> [Recorded data]:
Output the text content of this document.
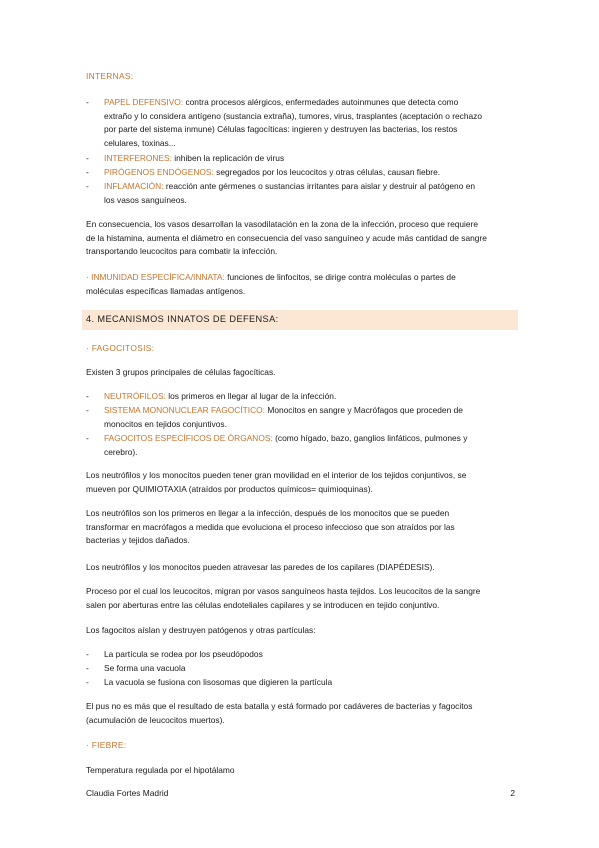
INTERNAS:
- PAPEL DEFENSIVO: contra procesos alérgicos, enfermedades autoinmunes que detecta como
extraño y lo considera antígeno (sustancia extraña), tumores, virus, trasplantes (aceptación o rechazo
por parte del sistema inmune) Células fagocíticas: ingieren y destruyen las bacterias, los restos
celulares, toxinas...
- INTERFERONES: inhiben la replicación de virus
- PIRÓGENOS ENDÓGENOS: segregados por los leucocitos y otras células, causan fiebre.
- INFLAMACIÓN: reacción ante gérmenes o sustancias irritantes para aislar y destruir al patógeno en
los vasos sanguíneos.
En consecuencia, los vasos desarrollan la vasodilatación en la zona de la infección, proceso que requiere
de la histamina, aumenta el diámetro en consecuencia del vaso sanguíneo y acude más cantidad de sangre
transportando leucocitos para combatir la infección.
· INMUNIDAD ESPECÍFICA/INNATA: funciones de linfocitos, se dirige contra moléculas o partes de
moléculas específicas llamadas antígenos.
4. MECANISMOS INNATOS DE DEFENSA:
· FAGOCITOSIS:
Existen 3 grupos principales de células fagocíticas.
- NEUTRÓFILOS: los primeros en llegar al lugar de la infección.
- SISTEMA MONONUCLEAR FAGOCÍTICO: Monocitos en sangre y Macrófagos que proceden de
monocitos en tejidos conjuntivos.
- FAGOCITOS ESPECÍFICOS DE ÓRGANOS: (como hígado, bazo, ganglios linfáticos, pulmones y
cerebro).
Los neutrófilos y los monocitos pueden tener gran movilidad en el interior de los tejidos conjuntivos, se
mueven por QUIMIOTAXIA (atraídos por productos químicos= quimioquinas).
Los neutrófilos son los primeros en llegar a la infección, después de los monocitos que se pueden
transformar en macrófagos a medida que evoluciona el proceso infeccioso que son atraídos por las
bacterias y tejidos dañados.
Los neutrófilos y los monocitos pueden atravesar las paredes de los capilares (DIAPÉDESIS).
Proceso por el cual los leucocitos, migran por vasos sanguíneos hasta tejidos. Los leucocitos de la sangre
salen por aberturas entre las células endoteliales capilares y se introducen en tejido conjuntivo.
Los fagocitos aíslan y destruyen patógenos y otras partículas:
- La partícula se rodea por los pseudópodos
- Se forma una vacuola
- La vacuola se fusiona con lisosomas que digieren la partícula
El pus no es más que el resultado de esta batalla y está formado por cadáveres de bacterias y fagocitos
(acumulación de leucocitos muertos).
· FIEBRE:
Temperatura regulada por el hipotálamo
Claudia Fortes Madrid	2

> [Exercise requirements]: From the first record to the last, copy everything exactly except the pictures.

> [Solution for this exercise]:
Output the text content of this document.
INTERNAS:
- PAPEL DEFENSIVO: contra procesos alérgicos, enfermedades autoinmunes que detecta como
extraño y lo considera antígeno (sustancia extraña), tumores, virus, trasplantes (aceptación o rechazo
por parte del sistema inmune) Células fagocíticas: ingieren y destruyen las bacterias, los restos
celulares, toxinas...
- INTERFERONES: inhiben la replicación de virus
- PIRÓGENOS ENDÓGENOS: segregados por los leucocitos y otras células, causan fiebre.
- INFLAMACIÓN: reacción ante gérmenes o sustancias irritantes para aislar y destruir al patógeno en
los vasos sanguíneos.
En consecuencia, los vasos desarrollan la vasodilatación en la zona de la infección, proceso que requiere
de la histamina, aumenta el diámetro en consecuencia del vaso sanguíneo y acude más cantidad de sangre
transportando leucocitos para combatir la infección.
· INMUNIDAD ESPECÍFICA/INNATA: funciones de linfocitos, se dirige contra moléculas o partes de
moléculas específicas llamadas antígenos.
4. MECANISMOS INNATOS DE DEFENSA:
· FAGOCITOSIS:
Existen 3 grupos principales de células fagocíticas.
- NEUTRÓFILOS: los primeros en llegar al lugar de la infección.
- SISTEMA MONONUCLEAR FAGOCÍTICO: Monocitos en sangre y Macrófagos que proceden de
monocitos en tejidos conjuntivos.
- FAGOCITOS ESPECÍFICOS DE ÓRGANOS: (como hígado, bazo, ganglios linfáticos, pulmones y
cerebro).
Los neutrófilos y los monocitos pueden tener gran movilidad en el interior de los tejidos conjuntivos, se
mueven por QUIMIOTAXIA (atraídos por productos químicos= quimioquinas).
Los neutrófilos son los primeros en llegar a la infección, después de los monocitos que se pueden
transformar en macrófagos a medida que evoluciona el proceso infeccioso que son atraídos por las
bacterias y tejidos dañados.
Los neutrófilos y los monocitos pueden atravesar las paredes de los capilares (DIAPÉDESIS).
Proceso por el cual los leucocitos, migran por vasos sanguíneos hasta tejidos. Los leucocitos de la sangre
salen por aberturas entre las células endoteliales capilares y se introducen en tejido conjuntivo.
Los fagocitos aíslan y destruyen patógenos y otras partículas:
- La partícula se rodea por los pseudópodos
- Se forma una vacuola
- La vacuola se fusiona con lisosomas que digieren la partícula
El pus no es más que el resultado de esta batalla y está formado por cadáveres de bacterias y fagocitos
(acumulación de leucocitos muertos).
· FIEBRE:
Temperatura regulada por el hipotálamo
Claudia Fortes Madrid	2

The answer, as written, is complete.